## 任务简述 1:
能否把列表从开头直到含有“table-cell: 07.07.2022 [504, 102, 560, 114]”的那一行（包括该行）重新写出，并将其中的“checkbox”换成“check-box”，其余一概不动？
• • • • • • •
计算机工程与应用 ›› 2023, Vol. 59 ›› Issue (2): 170-177.DOI: 10.3778/j.issn.1002-8331.2107-0249

• 模式识别与人工智能 • 上一篇    下一篇

基于双通道卷积门控循环网络的语音情感识别

孙韩玉,黄丽霞,张雪英,李娟   

  1. 太原理工大学 信息与计算机学院,太原 030024
  • 出版日期:2023-01-15 发布日期:2023-01-15

Speech Emotion Recognition Based on Dual-Channel Convolutional Gated Recurrent Network

SUN Hanyu, HUANG Lixia, ZHANG Xueying, LI Juan   

  1. College of Information and Computer, Taiyuan University of Technology, Taiyuan 030024, China
  • Online:2023-01-15 Published:2023-01-15

摘要: 为了构建高效的语音情感识别模型,充分利用不同情感特征所包含的信息,将语谱图特征和LLDs特征相结合,构建了一种基于自注意力机制的双通道卷积门控循环网络模型。同时,为了解决交叉熵损失函数无法增大语音情感特征类内紧凑性和类间分离性的问题,结合一致性相关系数提出新的损失函数——一致性相关损失(CCC-Loss)。将语谱图和LLDs特征分别输入CGRU模型提取深层特征并引入自注意力机制为关键时刻赋予更高的权重;使用CCC-Loss与交叉熵损失共同训练模型,CCC-Loss将不同类情感样本的一致性相关系数之和与同类情感样本的一致性相关系数之和的比值作为损失项,改善了样本特征的类内类间相关性,提高了模型的特征判别能力;将两个网络的分类结果进行决策层融合。所提出的方法在EMODB、RAVDESS以及CASIA数据库上分别取得了92.90%、88.54%以及90.58%的识别结果,相比于ACRNN、DSCNN等基线模型识别效果更好。
• • • • • • •
## 任务简述 2:
能否原样抄录语音情感识别这篇文章中从“1. College of”起、到“NN等基线模型识别效果更好。”止（两处都包括在内）的部分？

## 区域标注记录:
• • • • • • •
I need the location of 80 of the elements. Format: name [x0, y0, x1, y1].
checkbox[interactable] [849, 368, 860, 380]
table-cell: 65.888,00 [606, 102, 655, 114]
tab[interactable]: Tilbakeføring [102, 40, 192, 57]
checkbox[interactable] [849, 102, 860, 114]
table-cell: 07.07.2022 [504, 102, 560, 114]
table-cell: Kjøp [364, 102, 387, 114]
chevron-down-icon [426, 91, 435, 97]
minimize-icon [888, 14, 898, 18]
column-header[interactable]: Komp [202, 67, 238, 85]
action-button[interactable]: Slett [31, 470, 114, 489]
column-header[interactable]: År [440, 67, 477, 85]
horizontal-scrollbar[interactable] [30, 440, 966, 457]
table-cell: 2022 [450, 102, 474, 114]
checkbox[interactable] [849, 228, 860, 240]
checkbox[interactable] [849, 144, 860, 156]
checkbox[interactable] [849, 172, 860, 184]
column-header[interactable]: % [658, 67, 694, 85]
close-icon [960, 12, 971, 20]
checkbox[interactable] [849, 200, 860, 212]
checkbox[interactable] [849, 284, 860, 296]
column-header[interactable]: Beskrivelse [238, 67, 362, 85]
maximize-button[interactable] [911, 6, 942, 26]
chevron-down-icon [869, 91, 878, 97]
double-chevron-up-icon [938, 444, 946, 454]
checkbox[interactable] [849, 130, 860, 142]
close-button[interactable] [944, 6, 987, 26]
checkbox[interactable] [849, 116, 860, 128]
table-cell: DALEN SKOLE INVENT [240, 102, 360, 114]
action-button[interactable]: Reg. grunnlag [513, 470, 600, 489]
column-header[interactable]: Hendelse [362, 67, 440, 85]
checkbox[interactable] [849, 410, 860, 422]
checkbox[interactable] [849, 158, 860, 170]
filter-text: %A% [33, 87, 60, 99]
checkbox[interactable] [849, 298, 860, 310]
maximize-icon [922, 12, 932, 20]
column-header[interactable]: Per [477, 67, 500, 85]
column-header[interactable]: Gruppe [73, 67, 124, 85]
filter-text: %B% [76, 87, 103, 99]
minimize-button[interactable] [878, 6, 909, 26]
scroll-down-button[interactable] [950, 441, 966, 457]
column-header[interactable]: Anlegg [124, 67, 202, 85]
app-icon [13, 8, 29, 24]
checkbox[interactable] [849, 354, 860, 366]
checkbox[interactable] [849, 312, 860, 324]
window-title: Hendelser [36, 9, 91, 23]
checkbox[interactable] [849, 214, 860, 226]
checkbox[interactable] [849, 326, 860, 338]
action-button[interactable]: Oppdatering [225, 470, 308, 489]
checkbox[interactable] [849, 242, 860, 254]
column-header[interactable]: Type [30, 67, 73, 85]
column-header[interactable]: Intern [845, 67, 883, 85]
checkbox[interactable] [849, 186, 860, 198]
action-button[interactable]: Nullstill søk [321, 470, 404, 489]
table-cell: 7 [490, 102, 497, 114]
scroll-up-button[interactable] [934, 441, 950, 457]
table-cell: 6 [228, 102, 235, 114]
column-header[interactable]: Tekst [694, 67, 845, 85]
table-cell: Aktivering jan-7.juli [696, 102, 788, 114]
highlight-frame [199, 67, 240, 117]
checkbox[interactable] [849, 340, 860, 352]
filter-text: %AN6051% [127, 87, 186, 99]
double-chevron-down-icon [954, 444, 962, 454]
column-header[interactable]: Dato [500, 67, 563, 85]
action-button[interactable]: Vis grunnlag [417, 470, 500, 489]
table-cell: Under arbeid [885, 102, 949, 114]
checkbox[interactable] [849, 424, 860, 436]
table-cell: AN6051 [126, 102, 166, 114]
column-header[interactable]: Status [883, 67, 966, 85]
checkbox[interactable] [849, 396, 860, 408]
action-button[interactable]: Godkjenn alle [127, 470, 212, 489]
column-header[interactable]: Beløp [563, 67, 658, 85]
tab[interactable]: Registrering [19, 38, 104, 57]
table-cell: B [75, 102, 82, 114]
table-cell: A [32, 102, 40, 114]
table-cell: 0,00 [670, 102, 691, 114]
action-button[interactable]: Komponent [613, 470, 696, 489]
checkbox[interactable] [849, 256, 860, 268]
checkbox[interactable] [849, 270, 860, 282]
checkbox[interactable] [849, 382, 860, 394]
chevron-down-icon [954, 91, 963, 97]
• • • • • • •
## 完整回答 1:
I need the location of 80 of the elements. Format: name [x0, y0, x1, y1].
check-box[interactable] [849, 368, 860, 380]
table-cell: 65.888,00 [606, 102, 655, 114]
tab[interactable]: Tilbakeføring [102, 40, 192, 57]
check-box[interactable] [849, 102, 860, 114]
table-cell: 07.07.2022 [504, 102, 560, 114]

## 完整回答 2:
1. College of Information and Computer, Taiyuan University of Technology, Taiyuan 030024, China
  • Online:2023-01-15 Published:2023-01-15

摘要: 为了构建高效的语音情感识别模型,充分利用不同情感特征所包含的信息,将语谱图特征和LLDs特征相结合,构建了一种基于自注意力机制的双通道卷积门控循环网络模型。同时,为了解决交叉熵损失函数无法增大语音情感特征类内紧凑性和类间分离性的问题,结合一致性相关系数提出新的损失函数——一致性相关损失(CCC-Loss)。将语谱图和LLDs特征分别输入CGRU模型提取深层特征并引入自注意力机制为关键时刻赋予更高的权重;使用CCC-Loss与交叉熵损失共同训练模型,CCC-Loss将不同类情感样本的一致性相关系数之和与同类情感样本的一致性相关系数之和的比值作为损失项,改善了样本特征的类内类间相关性,提高了模型的特征判别能力;将两个网络的分类结果进行决策层融合。所提出的方法在EMODB、RAVDESS以及CASIA数据库上分别取得了92.90%、88.54%以及90.58%的识别结果,相比于ACRNN、DSCNN等基线模型识别效果更好。